# Exercise material
+ + + +

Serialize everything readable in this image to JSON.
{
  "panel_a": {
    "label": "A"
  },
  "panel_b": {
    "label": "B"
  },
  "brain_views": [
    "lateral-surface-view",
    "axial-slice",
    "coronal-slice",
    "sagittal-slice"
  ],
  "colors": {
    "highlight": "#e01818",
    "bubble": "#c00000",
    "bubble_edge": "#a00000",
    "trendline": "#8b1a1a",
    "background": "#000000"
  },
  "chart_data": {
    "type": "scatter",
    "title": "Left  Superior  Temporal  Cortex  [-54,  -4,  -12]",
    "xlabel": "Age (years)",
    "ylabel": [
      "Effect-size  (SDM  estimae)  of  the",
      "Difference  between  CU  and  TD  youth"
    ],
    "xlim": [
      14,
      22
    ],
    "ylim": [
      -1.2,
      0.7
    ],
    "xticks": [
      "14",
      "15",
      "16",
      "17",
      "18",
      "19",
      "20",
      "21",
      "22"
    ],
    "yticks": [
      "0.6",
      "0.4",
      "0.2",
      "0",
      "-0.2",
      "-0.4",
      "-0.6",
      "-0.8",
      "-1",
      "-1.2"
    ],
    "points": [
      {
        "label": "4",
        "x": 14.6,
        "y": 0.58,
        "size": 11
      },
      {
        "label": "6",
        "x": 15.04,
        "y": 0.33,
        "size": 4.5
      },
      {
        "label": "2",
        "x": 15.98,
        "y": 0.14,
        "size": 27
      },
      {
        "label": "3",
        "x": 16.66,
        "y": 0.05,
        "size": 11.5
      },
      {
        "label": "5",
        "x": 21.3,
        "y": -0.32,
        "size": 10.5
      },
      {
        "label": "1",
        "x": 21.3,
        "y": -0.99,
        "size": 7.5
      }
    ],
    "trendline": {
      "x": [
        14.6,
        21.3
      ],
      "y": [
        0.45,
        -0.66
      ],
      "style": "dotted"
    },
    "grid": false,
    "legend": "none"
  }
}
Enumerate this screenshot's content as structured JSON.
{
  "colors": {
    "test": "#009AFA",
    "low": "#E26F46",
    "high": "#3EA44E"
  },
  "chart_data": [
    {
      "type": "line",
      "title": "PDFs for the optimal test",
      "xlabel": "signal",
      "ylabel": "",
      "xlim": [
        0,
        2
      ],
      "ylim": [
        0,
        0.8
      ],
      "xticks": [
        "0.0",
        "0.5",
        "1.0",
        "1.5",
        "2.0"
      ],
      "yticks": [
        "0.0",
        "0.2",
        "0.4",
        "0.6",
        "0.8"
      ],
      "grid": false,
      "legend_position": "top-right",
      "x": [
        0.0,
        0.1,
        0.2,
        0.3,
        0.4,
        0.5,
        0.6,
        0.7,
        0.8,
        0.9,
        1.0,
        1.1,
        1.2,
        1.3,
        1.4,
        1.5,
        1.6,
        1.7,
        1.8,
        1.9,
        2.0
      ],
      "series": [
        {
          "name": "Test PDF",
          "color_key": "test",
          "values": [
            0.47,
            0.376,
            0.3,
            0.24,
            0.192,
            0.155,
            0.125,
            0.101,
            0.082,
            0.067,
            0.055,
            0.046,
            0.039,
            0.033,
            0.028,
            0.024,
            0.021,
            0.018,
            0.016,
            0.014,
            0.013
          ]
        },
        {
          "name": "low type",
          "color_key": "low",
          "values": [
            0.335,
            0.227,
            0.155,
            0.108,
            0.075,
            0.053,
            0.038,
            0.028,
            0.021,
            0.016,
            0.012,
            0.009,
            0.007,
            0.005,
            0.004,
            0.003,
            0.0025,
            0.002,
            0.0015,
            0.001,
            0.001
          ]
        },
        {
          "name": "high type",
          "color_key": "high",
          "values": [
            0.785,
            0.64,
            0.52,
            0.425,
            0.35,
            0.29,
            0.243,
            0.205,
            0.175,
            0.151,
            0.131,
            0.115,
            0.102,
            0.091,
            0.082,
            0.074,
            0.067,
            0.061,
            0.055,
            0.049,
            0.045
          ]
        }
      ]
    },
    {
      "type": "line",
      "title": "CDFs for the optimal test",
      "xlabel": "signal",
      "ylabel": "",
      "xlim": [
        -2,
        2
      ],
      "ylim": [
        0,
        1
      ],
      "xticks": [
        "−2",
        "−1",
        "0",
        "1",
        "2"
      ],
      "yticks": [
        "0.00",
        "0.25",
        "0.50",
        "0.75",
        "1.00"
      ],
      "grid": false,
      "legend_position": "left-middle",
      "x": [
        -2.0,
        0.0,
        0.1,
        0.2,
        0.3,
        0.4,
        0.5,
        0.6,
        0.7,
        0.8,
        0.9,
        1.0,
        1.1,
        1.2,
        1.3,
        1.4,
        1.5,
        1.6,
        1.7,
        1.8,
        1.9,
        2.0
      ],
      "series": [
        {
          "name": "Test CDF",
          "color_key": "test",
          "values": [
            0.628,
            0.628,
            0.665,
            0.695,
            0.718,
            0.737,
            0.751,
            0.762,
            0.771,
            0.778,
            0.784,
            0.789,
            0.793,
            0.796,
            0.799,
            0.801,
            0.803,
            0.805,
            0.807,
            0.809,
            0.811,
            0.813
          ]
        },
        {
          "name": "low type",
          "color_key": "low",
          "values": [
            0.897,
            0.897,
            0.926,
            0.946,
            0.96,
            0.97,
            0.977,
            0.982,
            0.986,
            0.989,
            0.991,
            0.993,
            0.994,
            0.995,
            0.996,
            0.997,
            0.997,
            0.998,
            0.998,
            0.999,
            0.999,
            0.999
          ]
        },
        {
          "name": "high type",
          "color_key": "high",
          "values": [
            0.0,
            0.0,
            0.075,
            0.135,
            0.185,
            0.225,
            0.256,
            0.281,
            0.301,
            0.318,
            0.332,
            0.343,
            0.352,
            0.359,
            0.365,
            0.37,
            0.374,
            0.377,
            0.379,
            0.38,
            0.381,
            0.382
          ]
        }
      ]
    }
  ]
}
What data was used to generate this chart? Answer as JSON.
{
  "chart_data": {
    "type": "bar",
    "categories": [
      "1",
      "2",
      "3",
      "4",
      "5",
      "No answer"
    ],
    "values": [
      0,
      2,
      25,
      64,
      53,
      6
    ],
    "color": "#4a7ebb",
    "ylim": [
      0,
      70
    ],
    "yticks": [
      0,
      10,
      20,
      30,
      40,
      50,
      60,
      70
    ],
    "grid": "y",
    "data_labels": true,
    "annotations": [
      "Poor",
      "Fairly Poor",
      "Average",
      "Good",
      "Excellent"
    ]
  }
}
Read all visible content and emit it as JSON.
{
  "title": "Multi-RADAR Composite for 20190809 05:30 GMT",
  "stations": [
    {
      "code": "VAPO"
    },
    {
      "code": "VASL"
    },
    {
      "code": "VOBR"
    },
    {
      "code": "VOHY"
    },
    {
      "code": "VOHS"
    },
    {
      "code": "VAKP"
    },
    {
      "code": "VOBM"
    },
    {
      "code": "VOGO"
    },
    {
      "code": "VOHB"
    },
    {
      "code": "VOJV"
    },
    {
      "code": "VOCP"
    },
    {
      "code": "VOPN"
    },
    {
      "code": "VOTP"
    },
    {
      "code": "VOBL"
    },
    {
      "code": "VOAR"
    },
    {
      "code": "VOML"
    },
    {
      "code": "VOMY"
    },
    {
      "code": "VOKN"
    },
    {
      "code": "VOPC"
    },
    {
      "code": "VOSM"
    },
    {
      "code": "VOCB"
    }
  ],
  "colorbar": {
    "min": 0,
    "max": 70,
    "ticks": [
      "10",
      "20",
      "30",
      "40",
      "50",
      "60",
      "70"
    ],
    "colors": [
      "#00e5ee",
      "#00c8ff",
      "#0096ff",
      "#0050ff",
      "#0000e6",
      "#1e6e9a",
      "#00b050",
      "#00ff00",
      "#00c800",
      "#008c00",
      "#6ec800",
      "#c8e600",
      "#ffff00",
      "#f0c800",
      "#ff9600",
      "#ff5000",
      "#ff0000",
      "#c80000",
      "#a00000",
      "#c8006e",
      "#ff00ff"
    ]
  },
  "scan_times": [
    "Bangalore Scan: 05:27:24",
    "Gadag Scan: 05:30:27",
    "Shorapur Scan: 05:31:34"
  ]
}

+ + + +

# Aim
Of all the lines above, how many contain "slice"? Give the number and nothing more.

# The result
3